### AIM:
Return all of the entries exactly, with nothing added or left out.

### SOURCE MATERIAL:
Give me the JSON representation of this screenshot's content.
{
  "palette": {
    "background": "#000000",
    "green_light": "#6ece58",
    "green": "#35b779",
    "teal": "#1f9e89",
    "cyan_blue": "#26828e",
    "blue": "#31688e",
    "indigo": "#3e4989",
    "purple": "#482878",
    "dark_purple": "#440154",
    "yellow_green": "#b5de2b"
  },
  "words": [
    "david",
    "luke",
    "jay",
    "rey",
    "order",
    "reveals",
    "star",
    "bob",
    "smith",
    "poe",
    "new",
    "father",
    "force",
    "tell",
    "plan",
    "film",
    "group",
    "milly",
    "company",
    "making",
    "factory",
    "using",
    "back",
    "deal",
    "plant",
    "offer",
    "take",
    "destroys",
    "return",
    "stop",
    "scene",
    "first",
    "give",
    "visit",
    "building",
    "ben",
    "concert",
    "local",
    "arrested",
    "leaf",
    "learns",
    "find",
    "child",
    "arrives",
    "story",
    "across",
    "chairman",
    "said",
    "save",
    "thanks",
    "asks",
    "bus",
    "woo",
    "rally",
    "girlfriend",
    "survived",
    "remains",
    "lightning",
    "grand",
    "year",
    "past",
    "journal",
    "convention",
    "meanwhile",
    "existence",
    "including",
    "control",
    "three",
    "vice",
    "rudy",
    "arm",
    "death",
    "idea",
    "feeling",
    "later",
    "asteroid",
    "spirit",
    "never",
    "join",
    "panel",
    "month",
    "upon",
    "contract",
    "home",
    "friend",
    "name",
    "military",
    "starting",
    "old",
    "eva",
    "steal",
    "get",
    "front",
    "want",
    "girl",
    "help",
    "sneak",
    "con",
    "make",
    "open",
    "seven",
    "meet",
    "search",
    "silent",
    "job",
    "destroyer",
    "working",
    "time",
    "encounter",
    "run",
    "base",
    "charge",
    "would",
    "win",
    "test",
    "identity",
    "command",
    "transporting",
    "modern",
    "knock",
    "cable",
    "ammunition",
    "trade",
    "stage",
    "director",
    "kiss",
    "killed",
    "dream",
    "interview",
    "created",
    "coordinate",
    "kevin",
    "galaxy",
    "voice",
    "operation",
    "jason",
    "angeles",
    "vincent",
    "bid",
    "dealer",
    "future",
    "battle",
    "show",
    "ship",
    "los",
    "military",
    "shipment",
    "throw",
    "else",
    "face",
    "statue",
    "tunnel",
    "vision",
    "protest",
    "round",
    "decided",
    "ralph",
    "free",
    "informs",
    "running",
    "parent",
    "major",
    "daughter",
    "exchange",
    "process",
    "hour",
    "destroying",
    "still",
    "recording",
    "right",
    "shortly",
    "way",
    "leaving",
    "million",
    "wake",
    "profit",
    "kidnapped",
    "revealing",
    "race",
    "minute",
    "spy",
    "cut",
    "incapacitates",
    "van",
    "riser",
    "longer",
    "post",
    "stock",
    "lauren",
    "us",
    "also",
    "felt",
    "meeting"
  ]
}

### WRITTEN REPLY:
Give me the JSON representation of this screenshot's content.
{
  "palette": {
    "background": "#000000",
    "green_light": "#6ece58",
    "green": "#35b779",
    "teal": "#1f9e89",
    "cyan_blue": "#26828e",
    "blue": "#31688e",
    "indigo": "#3e4989",
    "purple": "#482878",
    "dark_purple": "#440154",
    "yellow_green": "#b5de2b"
  },
  "words": [
    "david",
    "luke",
    "jay",
    "rey",
    "order",
    "reveals",
    "star",
    "bob",
    "smith",
    "poe",
    "new",
    "father",
    "force",
    "tell",
    "plan",
    "film",
    "group",
    "milly",
    "company",
    "making",
    "factory",
    "using",
    "back",
    "deal",
    "plant",
    "offer",
    "take",
    "destroys",
    "return",
    "stop",
    "scene",
    "first",
    "give",
    "visit",
    "building",
    "ben",
    "concert",
    "local",
    "arrested",
    "leaf",
    "learns",
    "find",
    "child",
    "arrives",
    "story",
    "across",
    "chairman",
    "said",
    "save",
    "thanks",
    "asks",
    "bus",
    "woo",
    "rally",
    "girlfriend",
    "survived",
    "remains",
    "lightning",
    "grand",
    "year",
    "past",
    "journal",
    "convention",
    "meanwhile",
    "existence",
    "including",
    "control",
    "three",
    "vice",
    "rudy",
    "arm",
    "death",
    "idea",
    "feeling",
    "later",
    "asteroid",
    "spirit",
    "never",
    "join",
    "panel",
    "month",
    "upon",
    "contract",
    "home",
    "friend",
    "name",
    "military",
    "starting",
    "old",
    "eva",
    "steal",
    "get",
    "front",
    "want",
    "girl",
    "help",
    "sneak",
    "con",
    "make",
    "open",
    "seven",
    "meet",
    "search",
    "silent",
    "job",
    "destroyer",
    "working",
    "time",
    "encounter",
    "run",
    "base",
    "charge",
    "would",
    "win",
    "test",
    "identity",
    "command",
    "transporting",
    "modern",
    "knock",
    "cable",
    "ammunition",
    "trade",
    "stage",
    "director",
    "kiss",
    "killed",
    "dream",
    "interview",
    "created",
    "coordinate",
    "kevin",
    "galaxy",
    "voice",
    "operation",
    "jason",
    "angeles",
    "vincent",
    "bid",
    "dealer",
    "future",
    "battle",
    "show",
    "ship",
    "los",
    "military",
    "shipment",
    "throw",
    "else",
    "face",
    "statue",
    "tunnel",
    "vision",
    "protest",
    "round",
    "decided",
    "ralph",
    "free",
    "informs",
    "running",
    "parent",
    "major",
    "daughter",
    "exchange",
    "process",
    "hour",
    "destroying",
    "still",
    "recording",
    "right",
    "shortly",
    "way",
    "leaving",
    "million",
    "wake",
    "profit",
    "kidnapped",
    "revealing",
    "race",
    "minute",
    "spy",
    "cut",
    "incapacitates",
    "van",
    "riser",
    "longer",
    "post",
    "stock",
    "lauren",
    "us",
    "also",
    "felt",
    "meeting"
  ]
}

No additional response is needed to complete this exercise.